(WHAT IS NEEDED) Identify the lines holding "Birds" and copy them.
— START OF ROWS —
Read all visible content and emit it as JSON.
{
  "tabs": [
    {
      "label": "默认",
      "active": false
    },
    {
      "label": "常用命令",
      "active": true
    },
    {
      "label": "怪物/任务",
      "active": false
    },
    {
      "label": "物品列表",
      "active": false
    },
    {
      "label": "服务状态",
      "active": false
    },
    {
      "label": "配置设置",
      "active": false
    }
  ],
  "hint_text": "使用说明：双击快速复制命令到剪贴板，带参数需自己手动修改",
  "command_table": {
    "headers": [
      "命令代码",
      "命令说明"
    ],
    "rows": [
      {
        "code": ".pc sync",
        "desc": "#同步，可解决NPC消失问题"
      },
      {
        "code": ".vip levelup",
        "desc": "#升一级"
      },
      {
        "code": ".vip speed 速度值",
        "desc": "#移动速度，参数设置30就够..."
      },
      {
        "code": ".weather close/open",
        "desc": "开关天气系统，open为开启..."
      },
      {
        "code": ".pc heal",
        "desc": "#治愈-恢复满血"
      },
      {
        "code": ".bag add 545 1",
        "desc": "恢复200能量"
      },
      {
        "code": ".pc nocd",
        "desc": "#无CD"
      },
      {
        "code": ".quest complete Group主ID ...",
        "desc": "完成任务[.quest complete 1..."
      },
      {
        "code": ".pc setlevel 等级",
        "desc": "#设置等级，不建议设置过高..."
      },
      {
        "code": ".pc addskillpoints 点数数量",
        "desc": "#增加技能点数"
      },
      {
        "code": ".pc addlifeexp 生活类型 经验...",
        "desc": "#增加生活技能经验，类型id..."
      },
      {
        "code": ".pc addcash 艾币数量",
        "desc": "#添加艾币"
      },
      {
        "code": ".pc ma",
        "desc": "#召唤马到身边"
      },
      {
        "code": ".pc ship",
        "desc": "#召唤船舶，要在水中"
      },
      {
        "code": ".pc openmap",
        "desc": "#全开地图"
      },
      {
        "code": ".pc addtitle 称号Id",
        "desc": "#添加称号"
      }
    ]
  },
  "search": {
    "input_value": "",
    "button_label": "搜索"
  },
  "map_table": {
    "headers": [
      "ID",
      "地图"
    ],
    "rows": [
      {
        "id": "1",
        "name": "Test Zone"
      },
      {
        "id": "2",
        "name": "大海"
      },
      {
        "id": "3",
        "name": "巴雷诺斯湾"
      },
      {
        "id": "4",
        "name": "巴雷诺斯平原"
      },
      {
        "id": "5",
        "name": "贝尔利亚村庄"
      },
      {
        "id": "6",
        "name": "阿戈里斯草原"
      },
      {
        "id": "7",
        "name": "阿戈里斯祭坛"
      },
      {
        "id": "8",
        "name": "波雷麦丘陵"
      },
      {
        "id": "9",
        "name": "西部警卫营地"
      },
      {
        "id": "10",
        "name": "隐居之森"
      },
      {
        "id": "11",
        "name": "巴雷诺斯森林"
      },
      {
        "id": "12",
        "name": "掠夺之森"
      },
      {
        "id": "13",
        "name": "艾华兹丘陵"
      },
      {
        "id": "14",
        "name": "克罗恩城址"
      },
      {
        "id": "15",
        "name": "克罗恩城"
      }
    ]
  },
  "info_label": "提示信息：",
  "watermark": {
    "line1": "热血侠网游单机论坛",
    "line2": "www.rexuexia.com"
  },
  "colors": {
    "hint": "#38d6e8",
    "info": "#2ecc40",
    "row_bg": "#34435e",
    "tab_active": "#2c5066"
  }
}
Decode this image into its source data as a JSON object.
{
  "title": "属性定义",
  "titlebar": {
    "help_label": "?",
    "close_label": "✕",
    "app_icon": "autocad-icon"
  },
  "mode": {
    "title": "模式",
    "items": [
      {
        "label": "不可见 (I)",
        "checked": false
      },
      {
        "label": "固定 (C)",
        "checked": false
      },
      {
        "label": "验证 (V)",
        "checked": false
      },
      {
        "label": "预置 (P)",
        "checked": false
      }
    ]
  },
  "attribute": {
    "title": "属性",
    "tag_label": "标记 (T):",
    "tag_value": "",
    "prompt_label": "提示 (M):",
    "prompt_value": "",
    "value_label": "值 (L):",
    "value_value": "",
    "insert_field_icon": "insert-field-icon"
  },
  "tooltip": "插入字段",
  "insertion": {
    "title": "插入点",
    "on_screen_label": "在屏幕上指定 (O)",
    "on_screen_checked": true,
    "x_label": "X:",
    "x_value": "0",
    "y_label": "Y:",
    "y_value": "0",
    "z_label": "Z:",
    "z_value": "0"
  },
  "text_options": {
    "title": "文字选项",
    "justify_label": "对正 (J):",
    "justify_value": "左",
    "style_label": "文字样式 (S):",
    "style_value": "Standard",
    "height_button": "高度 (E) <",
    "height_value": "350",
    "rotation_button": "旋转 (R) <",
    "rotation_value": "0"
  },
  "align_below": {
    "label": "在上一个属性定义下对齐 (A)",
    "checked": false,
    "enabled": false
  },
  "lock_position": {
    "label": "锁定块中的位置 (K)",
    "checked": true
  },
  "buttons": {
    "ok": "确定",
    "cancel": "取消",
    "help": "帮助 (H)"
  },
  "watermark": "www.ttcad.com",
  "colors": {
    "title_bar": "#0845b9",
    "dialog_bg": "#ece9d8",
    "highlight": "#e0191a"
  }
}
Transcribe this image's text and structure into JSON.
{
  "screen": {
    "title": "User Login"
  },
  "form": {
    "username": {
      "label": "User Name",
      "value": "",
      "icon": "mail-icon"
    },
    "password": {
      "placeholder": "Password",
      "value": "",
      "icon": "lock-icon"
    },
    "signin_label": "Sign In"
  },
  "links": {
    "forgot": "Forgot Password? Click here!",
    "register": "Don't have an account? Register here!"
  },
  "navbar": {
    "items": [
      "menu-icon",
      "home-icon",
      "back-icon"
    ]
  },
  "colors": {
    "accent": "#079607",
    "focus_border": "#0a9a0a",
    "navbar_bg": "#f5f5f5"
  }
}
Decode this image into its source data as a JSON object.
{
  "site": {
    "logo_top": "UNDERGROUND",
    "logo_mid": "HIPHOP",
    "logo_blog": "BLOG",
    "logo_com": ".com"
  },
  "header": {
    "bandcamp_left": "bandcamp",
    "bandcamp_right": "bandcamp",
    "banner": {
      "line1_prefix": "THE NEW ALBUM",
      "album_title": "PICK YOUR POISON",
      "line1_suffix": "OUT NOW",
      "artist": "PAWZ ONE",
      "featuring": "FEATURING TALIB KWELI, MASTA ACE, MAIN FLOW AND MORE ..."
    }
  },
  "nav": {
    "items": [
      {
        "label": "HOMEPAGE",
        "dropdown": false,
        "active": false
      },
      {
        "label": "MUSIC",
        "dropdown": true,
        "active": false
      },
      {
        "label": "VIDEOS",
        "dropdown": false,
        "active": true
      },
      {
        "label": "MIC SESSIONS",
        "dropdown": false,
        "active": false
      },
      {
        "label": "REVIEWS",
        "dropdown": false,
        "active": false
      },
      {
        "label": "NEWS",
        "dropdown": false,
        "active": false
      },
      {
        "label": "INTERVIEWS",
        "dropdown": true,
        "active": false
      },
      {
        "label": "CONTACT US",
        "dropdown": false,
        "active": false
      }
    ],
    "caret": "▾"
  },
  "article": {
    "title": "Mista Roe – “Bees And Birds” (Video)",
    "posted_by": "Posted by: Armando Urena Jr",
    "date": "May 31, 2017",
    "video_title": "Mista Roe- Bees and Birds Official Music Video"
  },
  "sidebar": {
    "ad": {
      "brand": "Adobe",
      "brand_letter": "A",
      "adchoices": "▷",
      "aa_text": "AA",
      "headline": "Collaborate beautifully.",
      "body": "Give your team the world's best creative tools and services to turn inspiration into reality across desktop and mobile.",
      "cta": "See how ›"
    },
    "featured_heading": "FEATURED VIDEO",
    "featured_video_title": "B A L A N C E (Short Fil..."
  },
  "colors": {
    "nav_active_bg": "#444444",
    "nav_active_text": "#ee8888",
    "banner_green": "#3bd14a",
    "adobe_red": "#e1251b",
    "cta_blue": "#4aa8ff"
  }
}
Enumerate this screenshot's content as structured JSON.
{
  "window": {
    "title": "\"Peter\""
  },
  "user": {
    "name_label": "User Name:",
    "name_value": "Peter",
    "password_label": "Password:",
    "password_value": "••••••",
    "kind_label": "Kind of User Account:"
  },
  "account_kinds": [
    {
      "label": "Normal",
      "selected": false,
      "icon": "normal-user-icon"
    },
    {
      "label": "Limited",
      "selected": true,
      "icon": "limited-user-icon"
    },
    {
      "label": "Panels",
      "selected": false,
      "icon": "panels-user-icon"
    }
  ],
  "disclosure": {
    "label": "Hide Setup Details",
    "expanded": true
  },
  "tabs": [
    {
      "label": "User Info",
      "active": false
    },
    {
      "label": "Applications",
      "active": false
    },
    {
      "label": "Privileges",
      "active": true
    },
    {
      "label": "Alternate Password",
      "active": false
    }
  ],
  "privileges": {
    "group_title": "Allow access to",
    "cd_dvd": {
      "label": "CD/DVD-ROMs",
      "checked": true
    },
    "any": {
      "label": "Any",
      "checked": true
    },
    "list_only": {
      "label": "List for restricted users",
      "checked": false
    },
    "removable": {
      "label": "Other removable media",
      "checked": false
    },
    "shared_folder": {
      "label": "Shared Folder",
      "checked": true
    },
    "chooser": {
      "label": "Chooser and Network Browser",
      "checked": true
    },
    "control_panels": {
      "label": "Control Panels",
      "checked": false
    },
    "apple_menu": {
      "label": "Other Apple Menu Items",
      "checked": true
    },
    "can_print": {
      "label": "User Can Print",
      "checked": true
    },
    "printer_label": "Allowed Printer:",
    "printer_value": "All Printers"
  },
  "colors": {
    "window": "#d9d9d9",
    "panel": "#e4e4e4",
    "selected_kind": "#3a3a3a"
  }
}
— END OF ROWS —
(RESPONSE FOR THIS EXERCISE)
    "title": "Mista Roe – “Bees And Birds” (Video)",
    "video_title": "Mista Roe- Bees and Birds Official Music Video"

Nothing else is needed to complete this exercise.